Extracts from a graphics dataset:
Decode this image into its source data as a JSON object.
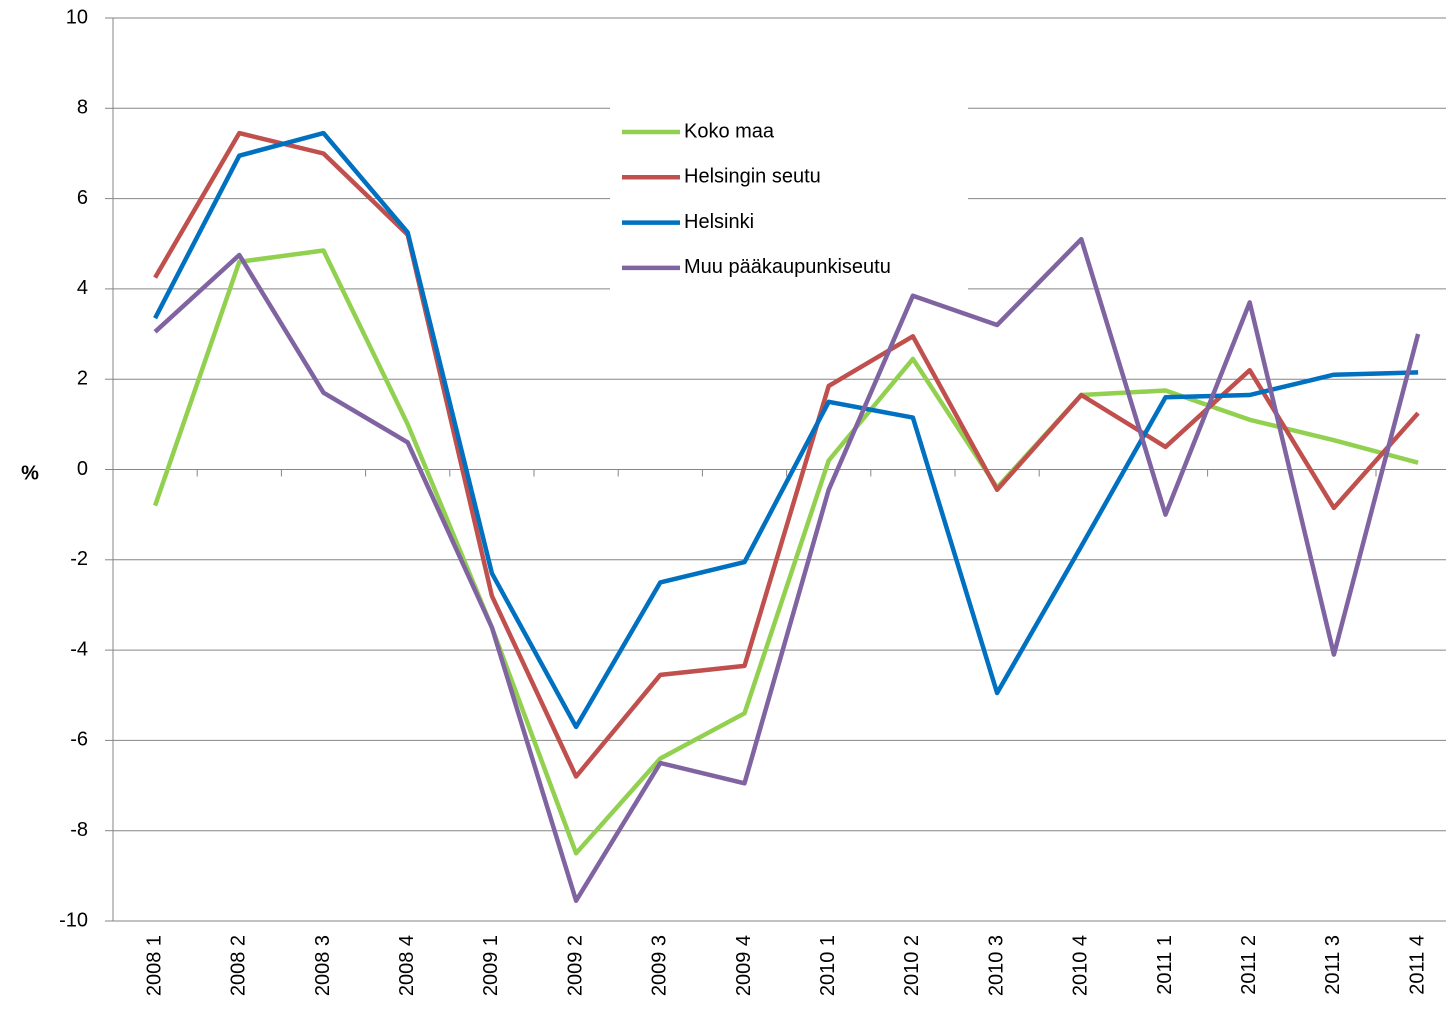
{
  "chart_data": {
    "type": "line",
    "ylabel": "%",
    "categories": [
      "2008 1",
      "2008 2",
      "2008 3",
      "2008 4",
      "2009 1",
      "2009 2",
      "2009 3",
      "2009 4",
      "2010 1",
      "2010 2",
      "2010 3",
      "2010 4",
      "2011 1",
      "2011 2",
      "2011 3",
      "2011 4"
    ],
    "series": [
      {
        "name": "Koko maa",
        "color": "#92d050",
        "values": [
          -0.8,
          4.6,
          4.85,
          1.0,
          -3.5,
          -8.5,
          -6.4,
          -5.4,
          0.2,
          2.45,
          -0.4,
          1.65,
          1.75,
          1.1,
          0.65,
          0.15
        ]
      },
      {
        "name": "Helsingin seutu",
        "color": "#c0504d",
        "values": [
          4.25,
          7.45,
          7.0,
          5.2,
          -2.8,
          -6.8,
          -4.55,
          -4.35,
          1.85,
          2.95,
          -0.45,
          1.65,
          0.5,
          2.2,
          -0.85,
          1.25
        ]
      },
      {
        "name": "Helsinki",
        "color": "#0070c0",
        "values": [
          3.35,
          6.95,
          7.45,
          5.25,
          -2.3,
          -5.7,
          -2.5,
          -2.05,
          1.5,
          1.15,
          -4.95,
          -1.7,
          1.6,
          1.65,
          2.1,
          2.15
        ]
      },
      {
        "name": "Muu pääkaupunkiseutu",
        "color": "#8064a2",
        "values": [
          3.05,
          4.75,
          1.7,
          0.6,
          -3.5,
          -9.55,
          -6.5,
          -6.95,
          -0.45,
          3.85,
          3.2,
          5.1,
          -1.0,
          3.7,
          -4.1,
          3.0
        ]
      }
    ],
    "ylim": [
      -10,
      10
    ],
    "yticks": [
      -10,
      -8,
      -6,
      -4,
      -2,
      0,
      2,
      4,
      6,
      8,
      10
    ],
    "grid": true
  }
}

Task description
Pull out all lines in the data above that include "name".

Output
        "name": "Koko maa",
        "name": "Helsingin seutu",
        "name": "Helsinki",
        "name": "Muu pääkaupunkiseutu",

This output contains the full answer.